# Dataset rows
..........
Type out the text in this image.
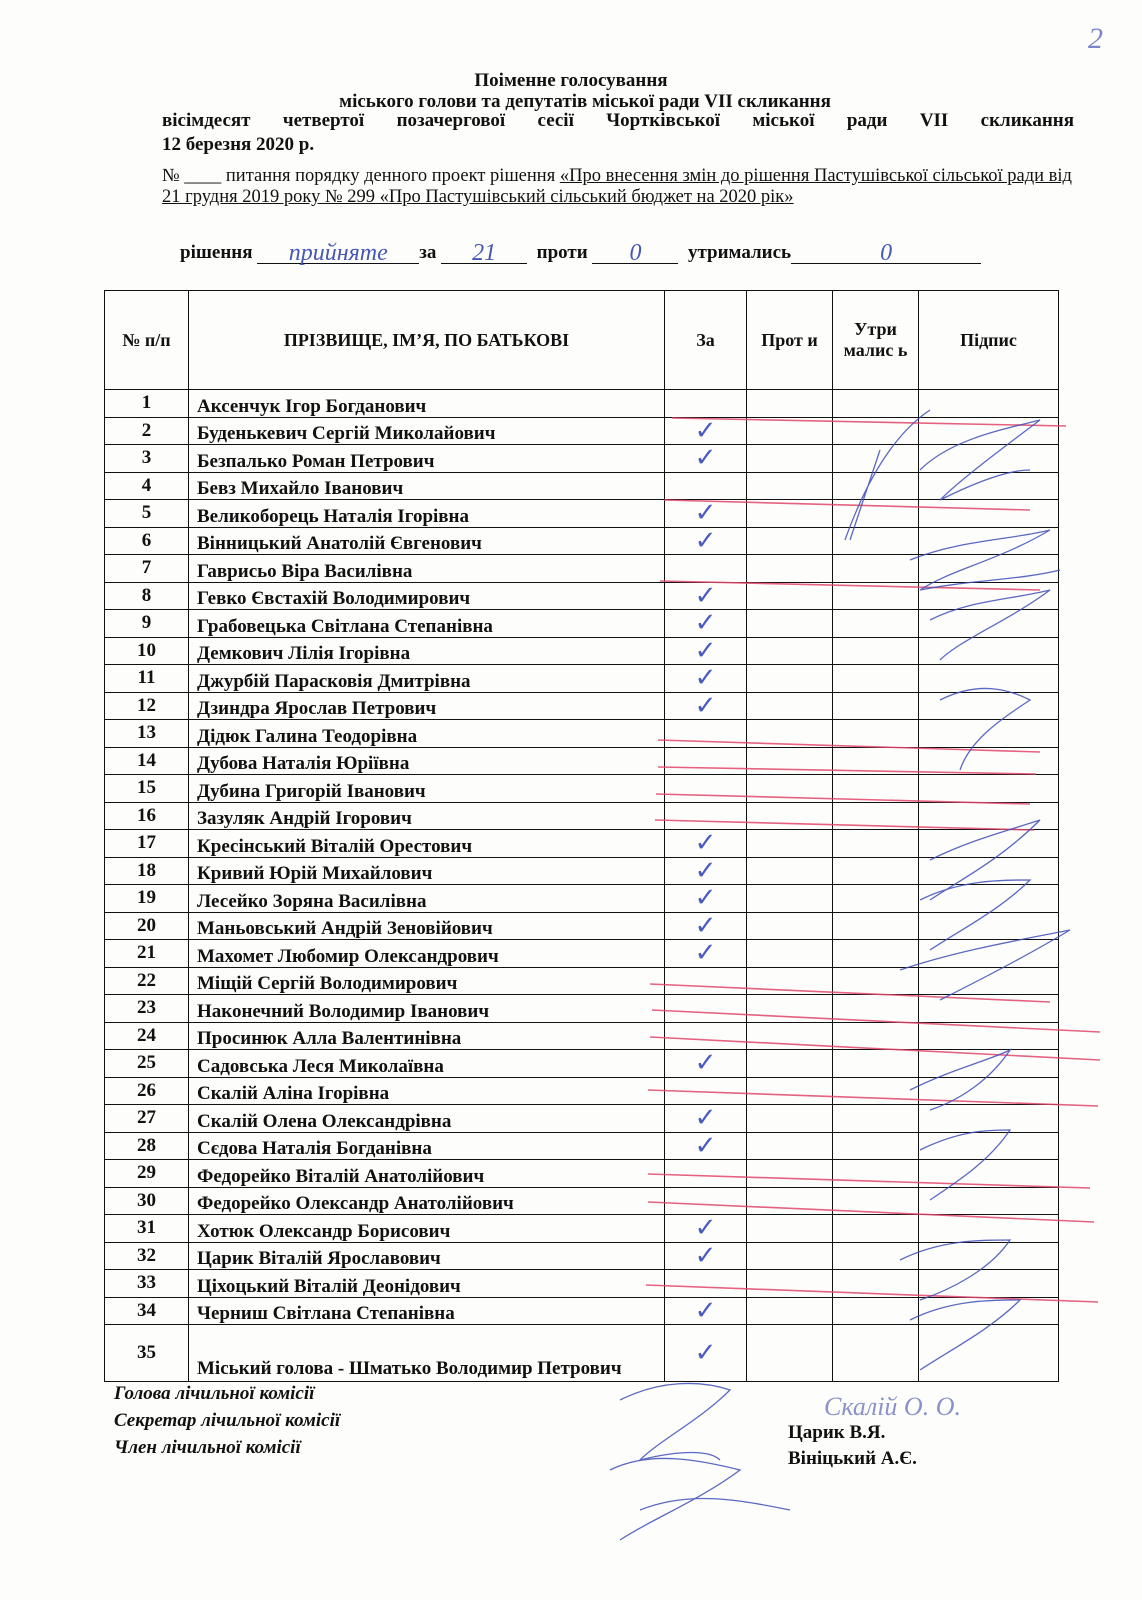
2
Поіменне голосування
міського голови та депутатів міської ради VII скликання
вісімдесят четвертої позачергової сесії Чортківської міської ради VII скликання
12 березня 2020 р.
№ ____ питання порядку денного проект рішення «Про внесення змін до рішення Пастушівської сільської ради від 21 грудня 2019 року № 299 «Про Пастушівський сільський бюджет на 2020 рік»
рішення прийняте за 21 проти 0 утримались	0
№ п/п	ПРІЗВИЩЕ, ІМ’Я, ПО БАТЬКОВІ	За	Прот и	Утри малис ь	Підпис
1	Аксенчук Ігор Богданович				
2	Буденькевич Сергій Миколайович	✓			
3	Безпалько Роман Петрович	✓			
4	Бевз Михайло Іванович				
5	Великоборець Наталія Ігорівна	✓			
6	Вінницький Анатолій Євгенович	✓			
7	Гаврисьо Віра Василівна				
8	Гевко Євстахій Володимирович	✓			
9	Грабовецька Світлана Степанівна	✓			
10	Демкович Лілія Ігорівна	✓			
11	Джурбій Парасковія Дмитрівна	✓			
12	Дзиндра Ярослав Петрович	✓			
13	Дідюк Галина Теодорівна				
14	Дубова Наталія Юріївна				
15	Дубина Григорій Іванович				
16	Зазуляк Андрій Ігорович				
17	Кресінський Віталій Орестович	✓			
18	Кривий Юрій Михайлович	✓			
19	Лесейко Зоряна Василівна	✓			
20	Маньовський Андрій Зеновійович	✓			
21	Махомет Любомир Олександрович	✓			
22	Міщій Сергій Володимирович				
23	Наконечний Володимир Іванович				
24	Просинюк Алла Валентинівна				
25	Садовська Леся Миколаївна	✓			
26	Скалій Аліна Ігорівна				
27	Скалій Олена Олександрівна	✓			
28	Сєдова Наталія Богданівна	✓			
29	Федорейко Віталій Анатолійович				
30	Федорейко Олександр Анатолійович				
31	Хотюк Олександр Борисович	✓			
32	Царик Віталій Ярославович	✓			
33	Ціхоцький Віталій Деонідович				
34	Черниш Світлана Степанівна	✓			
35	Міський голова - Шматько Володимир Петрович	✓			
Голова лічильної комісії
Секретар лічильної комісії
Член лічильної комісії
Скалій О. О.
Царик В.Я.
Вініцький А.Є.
..........
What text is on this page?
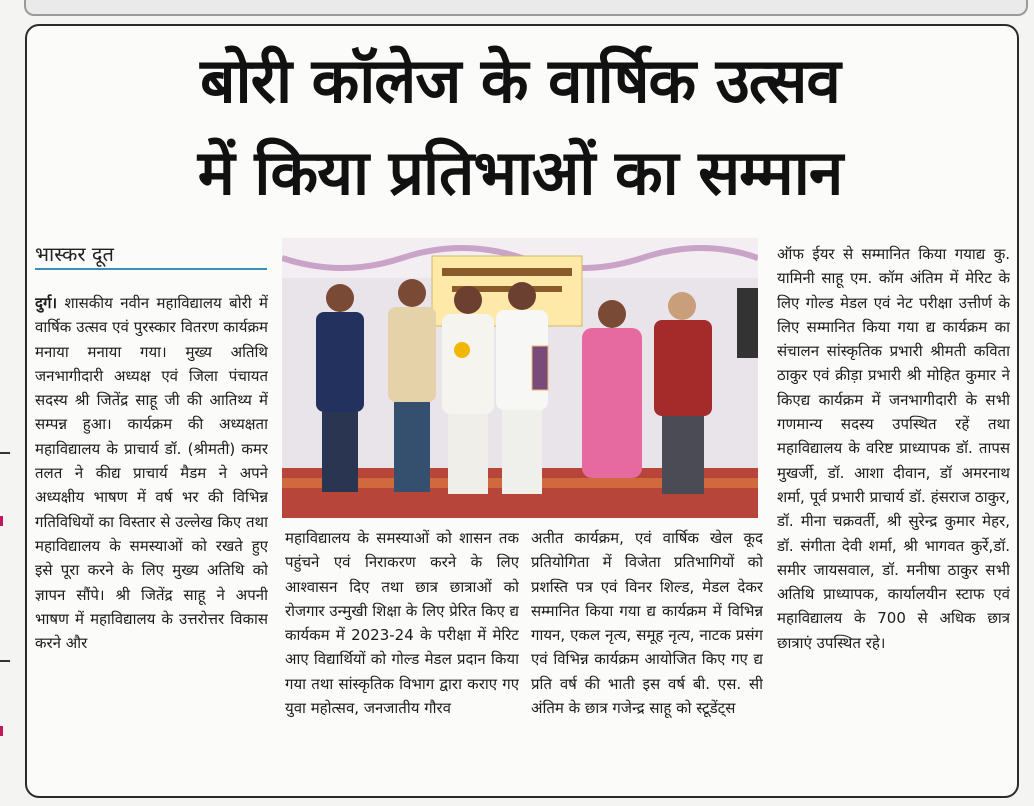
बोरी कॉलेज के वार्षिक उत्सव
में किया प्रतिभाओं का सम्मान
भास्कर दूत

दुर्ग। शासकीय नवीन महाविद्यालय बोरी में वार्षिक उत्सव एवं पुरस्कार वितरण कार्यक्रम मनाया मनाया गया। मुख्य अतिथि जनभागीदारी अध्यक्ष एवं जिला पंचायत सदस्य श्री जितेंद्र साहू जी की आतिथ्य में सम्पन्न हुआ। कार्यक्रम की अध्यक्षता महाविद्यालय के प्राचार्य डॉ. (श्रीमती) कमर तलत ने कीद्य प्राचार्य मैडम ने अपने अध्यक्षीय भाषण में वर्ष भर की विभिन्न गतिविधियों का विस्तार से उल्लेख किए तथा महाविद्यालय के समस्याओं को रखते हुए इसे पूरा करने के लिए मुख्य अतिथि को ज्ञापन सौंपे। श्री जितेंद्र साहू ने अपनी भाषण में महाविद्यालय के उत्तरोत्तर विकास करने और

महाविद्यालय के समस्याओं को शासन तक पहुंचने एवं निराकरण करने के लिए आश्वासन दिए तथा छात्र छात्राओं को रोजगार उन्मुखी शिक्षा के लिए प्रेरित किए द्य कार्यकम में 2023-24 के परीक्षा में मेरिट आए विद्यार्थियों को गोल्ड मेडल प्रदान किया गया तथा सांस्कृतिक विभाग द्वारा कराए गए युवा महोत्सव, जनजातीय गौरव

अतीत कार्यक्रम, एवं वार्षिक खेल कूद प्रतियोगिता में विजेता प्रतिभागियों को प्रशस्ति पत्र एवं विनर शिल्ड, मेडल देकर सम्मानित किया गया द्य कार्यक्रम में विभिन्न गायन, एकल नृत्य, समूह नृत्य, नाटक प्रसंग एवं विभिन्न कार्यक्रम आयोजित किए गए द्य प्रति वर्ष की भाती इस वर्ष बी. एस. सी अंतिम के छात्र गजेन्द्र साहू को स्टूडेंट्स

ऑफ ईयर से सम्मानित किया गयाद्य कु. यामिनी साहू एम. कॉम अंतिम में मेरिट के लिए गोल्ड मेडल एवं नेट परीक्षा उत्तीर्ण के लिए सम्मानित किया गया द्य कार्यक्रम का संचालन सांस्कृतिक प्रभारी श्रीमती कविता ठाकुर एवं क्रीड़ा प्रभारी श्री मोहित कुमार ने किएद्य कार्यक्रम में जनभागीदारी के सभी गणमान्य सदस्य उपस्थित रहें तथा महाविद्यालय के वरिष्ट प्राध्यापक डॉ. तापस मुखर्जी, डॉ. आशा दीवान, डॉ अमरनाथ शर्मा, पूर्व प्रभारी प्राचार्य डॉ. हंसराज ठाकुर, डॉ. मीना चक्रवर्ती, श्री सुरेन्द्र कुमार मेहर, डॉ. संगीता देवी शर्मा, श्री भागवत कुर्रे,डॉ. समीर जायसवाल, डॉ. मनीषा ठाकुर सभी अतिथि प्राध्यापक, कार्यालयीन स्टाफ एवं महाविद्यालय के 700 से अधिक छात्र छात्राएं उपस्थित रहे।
..........
# Goal of the exercise
Find how many lines hold the string "Скалій", and state that number alone.

# Worked answer
3